PROBLEM TO WORK ON — Your task is to copy every line of the entries that contains "this".

##### RECORDED INFORMATION #####

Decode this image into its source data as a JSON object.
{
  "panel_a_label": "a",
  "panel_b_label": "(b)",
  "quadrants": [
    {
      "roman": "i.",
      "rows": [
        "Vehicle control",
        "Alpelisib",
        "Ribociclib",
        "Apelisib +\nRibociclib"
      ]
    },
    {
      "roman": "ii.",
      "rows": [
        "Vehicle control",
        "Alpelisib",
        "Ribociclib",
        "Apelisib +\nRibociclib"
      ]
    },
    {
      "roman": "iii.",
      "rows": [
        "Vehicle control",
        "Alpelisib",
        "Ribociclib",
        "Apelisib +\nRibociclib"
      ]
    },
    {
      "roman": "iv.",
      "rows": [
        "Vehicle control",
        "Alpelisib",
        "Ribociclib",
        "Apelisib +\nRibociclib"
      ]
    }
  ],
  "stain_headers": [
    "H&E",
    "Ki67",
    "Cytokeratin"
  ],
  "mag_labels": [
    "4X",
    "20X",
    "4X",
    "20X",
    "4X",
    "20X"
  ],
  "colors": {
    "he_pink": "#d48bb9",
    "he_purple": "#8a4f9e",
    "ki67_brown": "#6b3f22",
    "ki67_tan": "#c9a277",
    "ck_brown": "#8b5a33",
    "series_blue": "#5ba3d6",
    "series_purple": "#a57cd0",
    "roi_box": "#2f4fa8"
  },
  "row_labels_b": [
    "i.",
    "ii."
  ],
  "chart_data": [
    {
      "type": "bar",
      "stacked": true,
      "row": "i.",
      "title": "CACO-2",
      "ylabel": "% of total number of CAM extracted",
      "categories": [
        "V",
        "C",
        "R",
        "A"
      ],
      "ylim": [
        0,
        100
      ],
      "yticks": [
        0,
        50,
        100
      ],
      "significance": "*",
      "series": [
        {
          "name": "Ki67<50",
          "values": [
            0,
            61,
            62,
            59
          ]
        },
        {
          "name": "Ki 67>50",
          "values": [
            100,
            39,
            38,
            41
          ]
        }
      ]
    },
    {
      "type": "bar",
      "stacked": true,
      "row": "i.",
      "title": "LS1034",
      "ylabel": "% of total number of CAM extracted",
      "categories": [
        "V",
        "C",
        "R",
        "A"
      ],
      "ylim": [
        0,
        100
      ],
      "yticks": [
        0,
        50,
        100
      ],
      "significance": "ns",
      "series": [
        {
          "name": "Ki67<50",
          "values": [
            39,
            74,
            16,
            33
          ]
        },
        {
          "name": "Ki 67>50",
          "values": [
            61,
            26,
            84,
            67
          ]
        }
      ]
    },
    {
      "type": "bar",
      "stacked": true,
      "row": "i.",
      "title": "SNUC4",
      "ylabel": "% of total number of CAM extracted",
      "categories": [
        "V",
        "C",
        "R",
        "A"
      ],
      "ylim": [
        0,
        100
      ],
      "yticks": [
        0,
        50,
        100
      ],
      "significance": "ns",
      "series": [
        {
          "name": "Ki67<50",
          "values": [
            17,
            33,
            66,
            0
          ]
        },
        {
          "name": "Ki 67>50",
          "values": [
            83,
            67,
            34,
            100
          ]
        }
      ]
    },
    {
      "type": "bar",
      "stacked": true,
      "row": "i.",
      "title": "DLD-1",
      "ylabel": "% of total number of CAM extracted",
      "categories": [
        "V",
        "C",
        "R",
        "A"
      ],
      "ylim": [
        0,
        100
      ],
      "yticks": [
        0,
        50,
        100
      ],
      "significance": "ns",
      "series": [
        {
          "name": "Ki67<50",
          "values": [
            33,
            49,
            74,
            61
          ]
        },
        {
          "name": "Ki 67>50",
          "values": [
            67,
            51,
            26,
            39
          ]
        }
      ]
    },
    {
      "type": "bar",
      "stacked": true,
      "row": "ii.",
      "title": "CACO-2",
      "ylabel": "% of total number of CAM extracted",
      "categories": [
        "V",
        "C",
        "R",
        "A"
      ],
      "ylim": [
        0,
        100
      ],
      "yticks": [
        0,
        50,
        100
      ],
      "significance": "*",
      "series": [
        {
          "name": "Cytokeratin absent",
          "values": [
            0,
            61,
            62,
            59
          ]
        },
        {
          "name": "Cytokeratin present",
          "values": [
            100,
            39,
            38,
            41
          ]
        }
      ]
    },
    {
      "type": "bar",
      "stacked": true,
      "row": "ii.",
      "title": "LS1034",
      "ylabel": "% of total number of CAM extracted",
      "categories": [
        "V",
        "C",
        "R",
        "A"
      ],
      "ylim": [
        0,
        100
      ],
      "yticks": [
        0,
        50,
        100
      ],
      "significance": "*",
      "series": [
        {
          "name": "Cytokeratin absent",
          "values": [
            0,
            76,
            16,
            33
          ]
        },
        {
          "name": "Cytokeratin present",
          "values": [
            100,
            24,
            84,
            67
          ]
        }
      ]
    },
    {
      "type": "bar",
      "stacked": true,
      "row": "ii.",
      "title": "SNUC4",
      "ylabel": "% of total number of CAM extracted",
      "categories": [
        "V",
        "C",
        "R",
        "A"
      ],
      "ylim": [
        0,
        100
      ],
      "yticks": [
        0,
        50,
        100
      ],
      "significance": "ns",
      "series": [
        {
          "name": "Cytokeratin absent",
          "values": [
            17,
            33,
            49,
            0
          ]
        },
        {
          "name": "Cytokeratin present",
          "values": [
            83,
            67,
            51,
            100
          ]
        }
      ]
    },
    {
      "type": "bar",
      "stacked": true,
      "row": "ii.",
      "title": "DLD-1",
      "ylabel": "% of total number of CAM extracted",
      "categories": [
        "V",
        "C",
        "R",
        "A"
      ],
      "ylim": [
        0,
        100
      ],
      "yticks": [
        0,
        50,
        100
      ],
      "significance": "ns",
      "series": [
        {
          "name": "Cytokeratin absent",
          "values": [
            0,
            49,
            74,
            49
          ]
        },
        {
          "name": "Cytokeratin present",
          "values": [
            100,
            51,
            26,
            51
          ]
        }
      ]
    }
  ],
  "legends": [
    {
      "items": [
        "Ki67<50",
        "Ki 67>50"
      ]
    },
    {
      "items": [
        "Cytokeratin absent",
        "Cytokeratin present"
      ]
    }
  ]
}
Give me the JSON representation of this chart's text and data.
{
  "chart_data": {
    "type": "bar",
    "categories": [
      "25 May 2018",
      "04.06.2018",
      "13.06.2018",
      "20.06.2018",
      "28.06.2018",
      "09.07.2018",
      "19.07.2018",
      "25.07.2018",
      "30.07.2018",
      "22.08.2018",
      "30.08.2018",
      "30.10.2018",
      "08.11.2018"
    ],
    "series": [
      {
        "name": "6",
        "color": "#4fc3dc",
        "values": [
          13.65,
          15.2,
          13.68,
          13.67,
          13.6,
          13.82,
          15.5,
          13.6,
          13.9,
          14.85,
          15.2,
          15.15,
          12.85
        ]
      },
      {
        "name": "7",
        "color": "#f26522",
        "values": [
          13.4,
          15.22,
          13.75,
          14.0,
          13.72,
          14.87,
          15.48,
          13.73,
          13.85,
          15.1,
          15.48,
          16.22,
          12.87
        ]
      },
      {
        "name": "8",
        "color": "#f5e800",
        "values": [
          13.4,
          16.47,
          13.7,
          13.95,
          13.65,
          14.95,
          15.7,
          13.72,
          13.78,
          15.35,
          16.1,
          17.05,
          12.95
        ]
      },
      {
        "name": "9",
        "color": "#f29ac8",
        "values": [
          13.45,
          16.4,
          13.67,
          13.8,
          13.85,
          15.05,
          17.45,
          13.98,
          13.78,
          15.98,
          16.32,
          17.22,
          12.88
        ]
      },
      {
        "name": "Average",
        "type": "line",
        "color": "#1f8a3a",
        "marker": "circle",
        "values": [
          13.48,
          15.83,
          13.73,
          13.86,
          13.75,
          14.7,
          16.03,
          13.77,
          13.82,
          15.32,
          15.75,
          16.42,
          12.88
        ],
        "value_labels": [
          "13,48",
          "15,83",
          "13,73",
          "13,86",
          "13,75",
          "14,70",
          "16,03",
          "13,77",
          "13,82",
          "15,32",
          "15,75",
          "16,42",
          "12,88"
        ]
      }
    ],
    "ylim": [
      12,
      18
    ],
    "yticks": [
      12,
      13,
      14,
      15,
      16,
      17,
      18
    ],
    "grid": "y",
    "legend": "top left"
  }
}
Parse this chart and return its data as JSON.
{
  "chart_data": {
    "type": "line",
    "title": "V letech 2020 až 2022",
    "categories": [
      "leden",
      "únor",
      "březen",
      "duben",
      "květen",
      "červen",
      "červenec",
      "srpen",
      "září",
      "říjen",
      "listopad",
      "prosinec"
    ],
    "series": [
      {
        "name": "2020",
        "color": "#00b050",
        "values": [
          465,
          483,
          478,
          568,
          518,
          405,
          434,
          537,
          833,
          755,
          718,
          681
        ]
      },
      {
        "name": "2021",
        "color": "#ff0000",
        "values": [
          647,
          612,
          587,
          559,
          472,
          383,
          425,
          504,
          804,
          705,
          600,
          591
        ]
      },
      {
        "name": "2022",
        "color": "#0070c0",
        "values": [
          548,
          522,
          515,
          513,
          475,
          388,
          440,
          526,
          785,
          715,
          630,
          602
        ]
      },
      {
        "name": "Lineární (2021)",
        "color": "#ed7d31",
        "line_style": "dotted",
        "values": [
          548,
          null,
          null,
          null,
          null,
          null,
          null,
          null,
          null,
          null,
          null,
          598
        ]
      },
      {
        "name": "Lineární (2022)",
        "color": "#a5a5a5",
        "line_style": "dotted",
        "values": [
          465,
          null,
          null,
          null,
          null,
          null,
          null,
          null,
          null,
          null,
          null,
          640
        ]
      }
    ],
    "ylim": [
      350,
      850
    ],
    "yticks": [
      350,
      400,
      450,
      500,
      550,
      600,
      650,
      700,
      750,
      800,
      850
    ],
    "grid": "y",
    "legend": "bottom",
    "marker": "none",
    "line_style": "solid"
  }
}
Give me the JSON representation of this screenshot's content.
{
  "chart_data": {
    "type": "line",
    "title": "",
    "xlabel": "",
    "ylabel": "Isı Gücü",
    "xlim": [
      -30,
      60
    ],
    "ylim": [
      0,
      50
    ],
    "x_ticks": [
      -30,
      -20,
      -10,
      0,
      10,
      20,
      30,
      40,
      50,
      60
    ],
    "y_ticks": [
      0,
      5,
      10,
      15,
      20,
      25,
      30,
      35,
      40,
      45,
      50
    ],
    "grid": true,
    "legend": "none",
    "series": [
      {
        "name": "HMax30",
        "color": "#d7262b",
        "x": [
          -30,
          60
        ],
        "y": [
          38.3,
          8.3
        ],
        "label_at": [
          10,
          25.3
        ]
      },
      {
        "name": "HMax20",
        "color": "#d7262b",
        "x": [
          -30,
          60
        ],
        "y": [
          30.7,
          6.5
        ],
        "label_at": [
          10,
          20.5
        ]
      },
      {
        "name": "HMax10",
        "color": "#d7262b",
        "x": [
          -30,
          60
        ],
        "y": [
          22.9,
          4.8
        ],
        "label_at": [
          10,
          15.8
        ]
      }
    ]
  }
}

#####

EXERCISE RESPONSE —
Decode this image into its source data as a JSON object.
Give me the JSON representation of this chart's text and data.
Parse this chart and return its data as JSON.
Give me the JSON representation of this screenshot's content.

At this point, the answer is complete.